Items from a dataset
════════

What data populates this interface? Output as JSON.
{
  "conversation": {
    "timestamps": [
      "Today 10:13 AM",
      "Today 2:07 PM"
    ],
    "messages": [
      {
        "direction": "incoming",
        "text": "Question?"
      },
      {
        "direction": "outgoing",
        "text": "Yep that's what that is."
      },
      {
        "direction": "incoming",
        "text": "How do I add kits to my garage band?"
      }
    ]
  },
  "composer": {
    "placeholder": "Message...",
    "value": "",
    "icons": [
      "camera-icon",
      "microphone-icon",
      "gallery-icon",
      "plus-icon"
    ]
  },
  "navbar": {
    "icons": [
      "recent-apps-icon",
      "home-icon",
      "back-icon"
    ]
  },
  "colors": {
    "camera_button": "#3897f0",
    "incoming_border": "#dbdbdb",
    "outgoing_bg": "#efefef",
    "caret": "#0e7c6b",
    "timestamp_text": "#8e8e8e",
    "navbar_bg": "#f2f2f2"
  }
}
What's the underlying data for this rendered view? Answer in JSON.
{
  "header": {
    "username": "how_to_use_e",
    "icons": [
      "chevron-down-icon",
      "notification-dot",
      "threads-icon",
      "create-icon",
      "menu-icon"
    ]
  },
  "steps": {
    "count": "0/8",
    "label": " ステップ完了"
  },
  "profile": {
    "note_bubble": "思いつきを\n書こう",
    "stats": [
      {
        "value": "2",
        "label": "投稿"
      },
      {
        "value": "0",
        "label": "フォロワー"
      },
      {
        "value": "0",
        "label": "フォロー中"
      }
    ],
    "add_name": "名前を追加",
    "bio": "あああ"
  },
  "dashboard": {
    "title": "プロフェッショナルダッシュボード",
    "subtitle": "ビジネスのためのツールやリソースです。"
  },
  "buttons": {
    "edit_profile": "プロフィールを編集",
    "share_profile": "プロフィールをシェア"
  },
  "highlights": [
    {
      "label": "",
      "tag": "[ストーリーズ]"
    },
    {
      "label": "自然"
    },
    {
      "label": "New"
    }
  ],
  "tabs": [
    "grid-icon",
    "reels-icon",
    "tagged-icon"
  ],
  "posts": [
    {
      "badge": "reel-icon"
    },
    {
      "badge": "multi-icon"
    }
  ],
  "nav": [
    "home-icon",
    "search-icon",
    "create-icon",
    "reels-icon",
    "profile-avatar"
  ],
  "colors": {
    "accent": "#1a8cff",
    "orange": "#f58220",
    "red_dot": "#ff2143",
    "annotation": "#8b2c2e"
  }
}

════════

## Direction
Show all lines from the data above in which the word "JSON" appears.

## Reply
What data populates this interface? Output as JSON.
What's the underlying data for this rendered view? Answer in JSON.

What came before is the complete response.